For the records below, give the count of lines holding the word "avendo" and nothing more.

════════════════

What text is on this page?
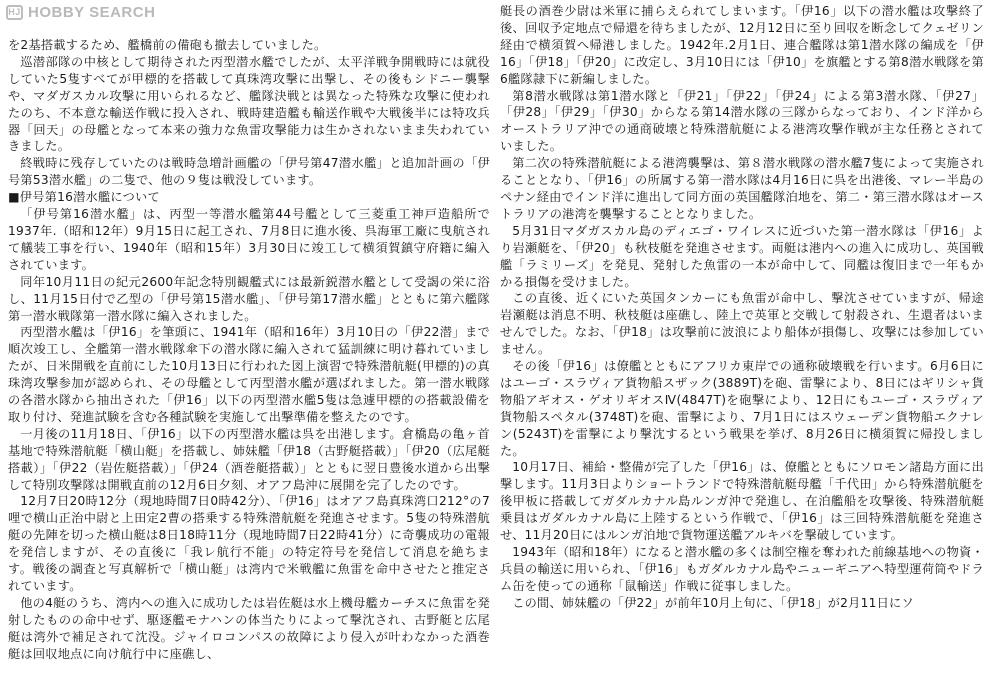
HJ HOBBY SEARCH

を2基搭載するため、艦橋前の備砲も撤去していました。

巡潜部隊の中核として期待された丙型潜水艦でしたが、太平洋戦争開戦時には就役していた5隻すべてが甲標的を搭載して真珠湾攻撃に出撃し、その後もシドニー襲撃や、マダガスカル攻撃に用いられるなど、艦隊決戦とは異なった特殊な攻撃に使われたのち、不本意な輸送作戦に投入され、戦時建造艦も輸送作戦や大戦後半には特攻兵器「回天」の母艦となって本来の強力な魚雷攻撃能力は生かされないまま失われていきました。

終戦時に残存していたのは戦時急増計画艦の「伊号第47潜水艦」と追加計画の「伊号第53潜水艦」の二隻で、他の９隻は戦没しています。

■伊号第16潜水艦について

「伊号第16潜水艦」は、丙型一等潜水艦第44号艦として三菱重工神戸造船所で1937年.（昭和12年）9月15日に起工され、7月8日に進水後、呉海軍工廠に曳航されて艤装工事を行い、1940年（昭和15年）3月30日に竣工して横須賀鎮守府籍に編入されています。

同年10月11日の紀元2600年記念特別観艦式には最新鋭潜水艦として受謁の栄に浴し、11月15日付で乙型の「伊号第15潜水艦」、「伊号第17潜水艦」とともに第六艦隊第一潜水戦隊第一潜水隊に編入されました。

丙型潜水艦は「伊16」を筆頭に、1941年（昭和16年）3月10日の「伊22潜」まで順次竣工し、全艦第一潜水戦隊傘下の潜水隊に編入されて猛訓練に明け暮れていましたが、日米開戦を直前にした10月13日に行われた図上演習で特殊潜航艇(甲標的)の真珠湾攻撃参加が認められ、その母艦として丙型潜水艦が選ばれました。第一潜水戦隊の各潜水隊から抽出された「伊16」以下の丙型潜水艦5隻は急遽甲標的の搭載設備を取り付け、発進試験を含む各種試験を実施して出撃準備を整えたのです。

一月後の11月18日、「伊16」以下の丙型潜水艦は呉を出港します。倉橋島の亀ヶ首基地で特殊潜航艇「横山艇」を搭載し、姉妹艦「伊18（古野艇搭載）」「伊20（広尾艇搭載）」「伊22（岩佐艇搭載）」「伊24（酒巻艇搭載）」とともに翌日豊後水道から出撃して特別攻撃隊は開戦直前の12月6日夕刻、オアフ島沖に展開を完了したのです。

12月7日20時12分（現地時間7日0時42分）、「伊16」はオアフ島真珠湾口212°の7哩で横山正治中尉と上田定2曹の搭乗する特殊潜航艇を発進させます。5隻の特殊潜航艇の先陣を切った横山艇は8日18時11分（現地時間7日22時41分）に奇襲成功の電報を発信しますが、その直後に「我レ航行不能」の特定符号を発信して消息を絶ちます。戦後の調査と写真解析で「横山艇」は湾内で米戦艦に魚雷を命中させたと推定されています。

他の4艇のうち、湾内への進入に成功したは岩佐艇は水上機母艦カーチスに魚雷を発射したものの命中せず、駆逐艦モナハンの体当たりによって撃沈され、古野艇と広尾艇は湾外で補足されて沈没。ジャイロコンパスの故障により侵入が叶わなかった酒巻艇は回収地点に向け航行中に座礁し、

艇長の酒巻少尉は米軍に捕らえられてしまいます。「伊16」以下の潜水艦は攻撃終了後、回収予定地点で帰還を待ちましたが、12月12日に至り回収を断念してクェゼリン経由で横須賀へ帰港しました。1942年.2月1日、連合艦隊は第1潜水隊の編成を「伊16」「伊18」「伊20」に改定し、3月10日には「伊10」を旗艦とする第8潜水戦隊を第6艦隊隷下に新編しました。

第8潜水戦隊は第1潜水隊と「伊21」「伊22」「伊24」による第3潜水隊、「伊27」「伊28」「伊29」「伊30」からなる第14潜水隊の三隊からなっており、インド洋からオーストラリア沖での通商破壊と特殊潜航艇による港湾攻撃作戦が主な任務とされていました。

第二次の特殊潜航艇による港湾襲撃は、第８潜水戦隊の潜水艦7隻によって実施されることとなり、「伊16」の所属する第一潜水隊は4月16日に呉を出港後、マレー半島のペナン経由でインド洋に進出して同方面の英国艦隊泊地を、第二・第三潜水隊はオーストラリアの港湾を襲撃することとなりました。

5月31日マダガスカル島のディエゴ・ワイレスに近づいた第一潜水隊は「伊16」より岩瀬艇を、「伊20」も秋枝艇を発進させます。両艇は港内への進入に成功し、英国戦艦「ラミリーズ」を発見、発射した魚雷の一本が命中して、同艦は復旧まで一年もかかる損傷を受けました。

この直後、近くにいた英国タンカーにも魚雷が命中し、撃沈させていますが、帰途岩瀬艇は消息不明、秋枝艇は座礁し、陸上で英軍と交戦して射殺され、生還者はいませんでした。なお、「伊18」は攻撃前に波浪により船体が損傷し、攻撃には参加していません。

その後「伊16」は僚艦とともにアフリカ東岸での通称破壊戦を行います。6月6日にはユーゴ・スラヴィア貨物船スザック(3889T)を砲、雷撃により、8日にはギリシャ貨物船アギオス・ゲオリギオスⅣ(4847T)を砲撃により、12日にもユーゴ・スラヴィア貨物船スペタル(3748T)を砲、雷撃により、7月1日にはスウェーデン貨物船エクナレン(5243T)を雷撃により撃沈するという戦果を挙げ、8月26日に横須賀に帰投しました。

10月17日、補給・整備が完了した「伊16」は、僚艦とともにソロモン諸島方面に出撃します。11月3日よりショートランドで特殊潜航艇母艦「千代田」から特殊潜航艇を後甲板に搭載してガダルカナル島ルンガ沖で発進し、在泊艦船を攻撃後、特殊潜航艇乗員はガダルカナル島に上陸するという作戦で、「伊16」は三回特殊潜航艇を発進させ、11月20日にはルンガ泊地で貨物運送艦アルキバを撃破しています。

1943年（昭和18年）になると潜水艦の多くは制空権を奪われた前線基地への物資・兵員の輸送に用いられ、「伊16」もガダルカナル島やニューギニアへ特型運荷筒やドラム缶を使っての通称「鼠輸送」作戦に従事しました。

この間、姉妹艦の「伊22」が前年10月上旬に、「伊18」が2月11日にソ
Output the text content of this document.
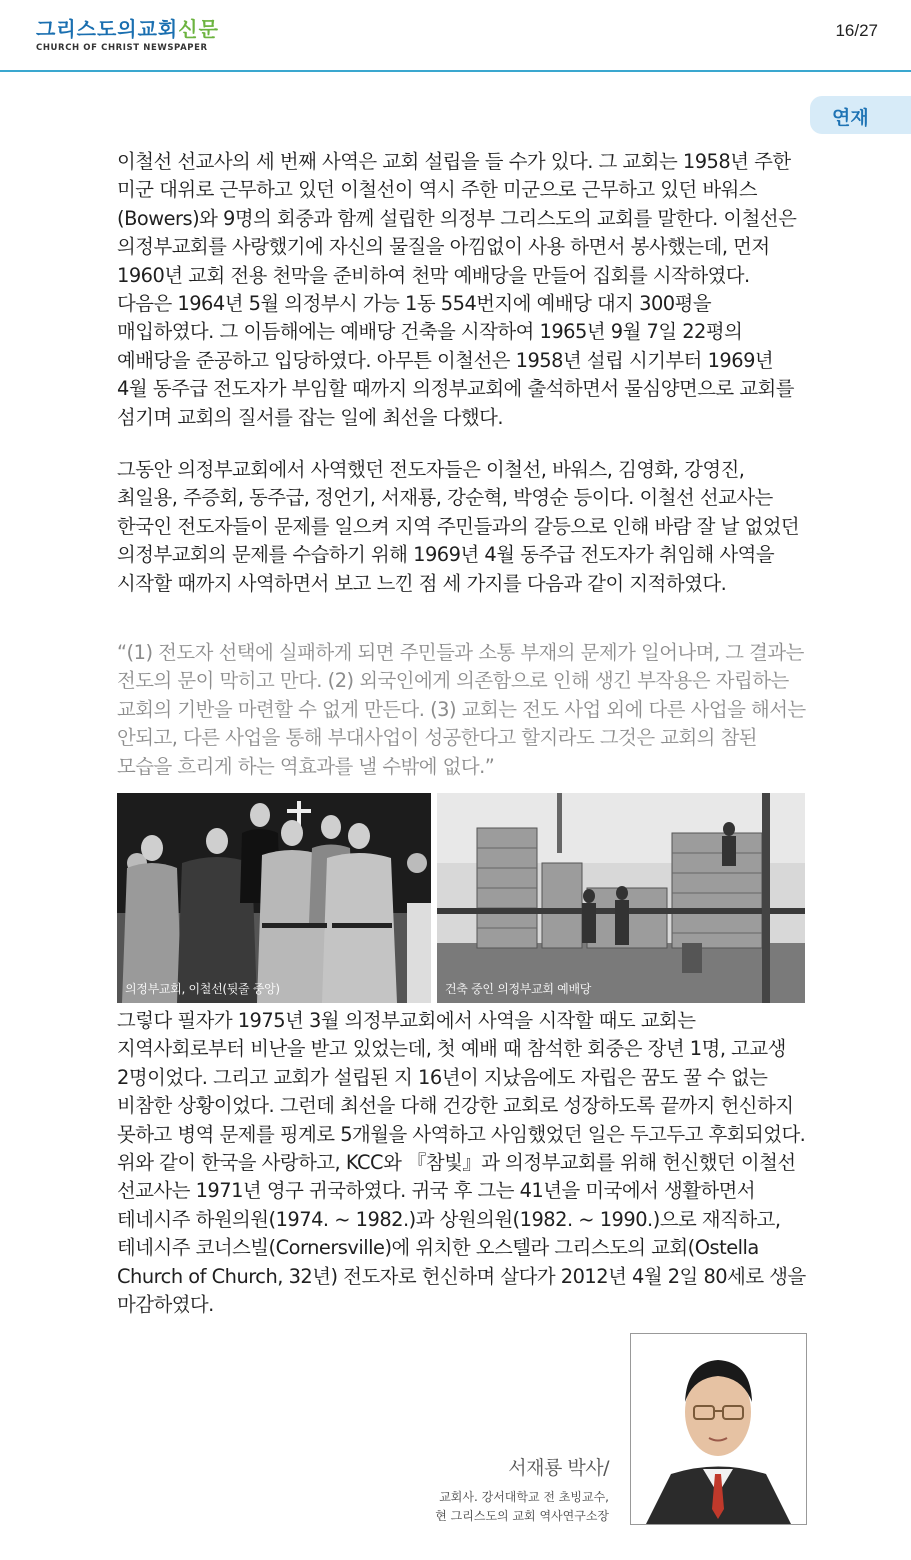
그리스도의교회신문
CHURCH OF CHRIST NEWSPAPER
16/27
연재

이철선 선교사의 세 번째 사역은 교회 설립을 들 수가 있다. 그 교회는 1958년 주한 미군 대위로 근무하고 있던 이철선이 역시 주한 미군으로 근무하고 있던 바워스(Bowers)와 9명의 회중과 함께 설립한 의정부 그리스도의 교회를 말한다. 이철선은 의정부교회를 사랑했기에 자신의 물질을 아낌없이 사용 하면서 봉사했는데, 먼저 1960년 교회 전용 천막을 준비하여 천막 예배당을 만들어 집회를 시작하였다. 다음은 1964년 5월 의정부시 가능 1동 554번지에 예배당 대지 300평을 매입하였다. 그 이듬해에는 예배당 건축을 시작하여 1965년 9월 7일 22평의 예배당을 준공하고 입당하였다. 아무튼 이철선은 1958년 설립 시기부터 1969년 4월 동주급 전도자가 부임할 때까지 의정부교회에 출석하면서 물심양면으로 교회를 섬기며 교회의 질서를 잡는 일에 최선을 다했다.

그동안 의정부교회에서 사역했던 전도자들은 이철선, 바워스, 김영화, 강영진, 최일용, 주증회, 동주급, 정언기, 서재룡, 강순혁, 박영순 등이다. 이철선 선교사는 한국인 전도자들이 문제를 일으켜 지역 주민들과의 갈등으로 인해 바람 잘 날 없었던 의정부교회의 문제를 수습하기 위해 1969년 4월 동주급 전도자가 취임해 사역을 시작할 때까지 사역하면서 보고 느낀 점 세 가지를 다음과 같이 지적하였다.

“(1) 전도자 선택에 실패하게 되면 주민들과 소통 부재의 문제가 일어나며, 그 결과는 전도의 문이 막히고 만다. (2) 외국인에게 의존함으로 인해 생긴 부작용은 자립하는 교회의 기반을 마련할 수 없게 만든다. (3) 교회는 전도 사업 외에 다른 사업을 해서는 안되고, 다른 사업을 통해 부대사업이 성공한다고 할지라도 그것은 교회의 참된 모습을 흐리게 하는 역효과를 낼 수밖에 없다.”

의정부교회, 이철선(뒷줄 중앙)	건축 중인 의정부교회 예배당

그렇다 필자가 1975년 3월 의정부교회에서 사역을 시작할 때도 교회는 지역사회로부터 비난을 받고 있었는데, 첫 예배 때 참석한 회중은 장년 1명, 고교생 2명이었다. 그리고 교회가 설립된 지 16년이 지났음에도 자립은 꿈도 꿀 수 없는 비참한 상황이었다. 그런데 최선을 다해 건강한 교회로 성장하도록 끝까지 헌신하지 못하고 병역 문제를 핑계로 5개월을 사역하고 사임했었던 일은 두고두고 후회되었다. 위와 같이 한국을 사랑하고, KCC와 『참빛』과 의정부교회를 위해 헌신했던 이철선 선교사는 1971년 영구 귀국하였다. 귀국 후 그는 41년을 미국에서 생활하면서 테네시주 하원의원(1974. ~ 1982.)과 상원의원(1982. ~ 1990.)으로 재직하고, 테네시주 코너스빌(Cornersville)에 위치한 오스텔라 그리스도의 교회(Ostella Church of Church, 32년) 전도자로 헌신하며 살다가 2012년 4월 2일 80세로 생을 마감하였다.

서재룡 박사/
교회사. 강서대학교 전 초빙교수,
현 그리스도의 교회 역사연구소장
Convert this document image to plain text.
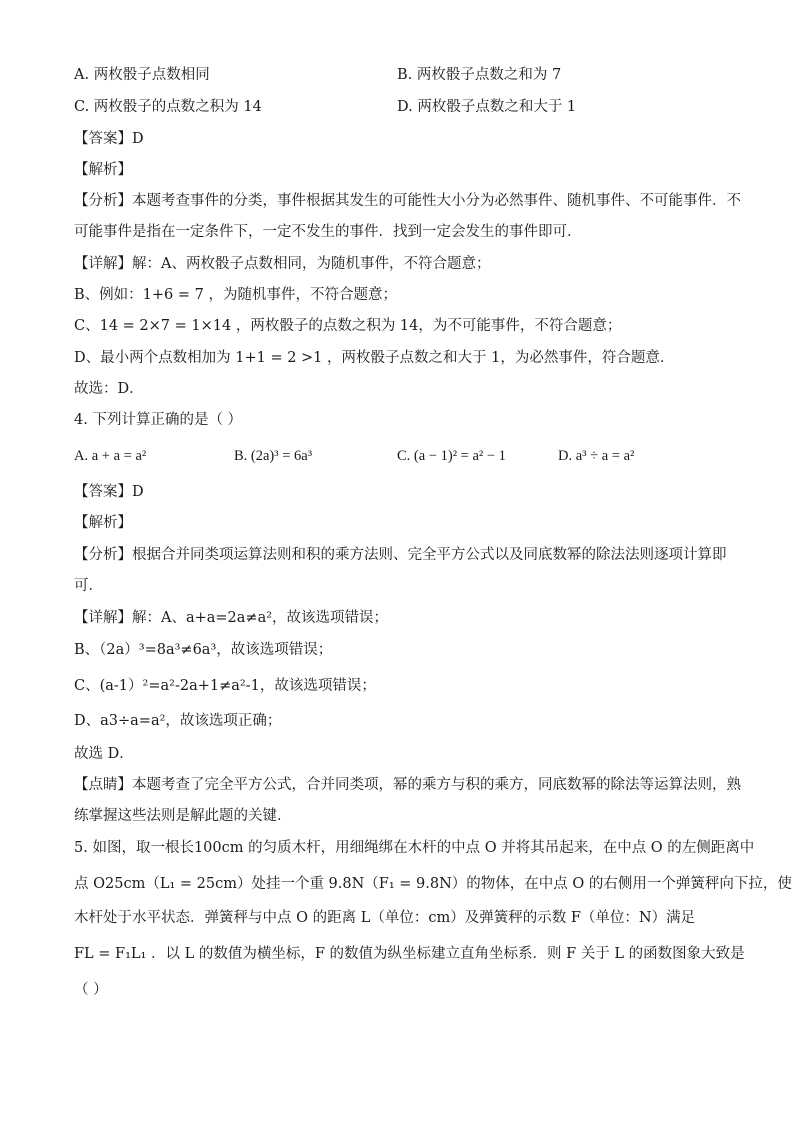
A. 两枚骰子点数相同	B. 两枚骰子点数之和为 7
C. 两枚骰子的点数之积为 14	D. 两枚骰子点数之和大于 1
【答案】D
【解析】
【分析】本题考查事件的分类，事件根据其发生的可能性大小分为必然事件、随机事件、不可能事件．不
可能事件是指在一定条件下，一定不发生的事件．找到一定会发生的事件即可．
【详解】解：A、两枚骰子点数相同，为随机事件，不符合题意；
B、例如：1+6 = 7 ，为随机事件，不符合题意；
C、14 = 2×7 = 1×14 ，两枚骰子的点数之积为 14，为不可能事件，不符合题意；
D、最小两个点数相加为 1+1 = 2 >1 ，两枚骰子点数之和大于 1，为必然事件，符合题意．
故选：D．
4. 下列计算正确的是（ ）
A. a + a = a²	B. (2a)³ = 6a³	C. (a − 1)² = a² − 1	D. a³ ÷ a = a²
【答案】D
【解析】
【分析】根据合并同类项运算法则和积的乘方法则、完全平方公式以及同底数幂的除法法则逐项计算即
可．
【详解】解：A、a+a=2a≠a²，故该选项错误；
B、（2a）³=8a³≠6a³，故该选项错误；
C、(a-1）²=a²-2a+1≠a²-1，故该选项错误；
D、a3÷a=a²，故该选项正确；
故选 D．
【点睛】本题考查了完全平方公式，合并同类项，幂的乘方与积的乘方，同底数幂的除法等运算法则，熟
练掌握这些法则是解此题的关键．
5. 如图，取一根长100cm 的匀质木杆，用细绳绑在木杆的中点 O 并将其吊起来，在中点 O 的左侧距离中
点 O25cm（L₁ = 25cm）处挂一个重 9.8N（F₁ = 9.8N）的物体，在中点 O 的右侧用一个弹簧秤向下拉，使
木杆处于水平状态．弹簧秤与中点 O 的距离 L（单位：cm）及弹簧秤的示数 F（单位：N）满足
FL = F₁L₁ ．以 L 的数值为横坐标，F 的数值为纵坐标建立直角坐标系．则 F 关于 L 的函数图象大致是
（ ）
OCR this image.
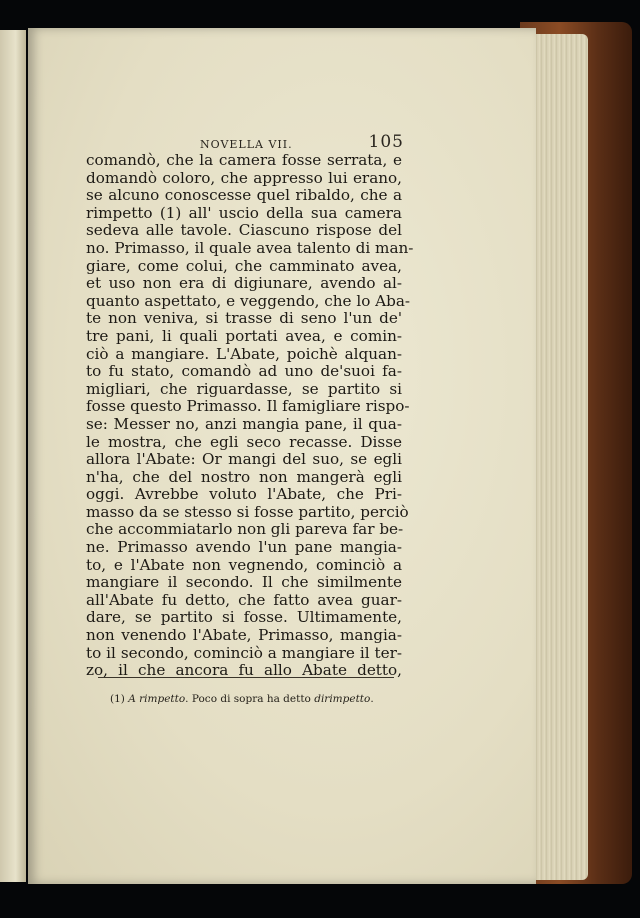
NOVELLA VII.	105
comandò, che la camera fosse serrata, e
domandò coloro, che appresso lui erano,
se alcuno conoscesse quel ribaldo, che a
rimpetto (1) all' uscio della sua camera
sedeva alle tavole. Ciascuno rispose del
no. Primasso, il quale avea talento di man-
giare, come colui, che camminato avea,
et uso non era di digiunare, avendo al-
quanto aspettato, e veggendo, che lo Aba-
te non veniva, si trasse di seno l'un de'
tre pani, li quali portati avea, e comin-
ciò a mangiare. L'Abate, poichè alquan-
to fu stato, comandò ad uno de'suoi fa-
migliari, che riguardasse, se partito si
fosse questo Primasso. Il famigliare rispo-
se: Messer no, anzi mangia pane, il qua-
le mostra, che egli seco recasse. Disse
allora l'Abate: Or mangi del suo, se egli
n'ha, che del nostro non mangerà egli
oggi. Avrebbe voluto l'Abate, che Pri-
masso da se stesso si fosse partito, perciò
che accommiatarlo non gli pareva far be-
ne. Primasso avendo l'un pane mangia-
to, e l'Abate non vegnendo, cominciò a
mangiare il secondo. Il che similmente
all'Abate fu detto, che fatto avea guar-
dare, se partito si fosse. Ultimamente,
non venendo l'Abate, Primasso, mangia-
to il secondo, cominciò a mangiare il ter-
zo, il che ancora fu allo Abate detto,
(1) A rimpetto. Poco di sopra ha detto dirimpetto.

════════════════

#### SOLVED PROBLEM:
2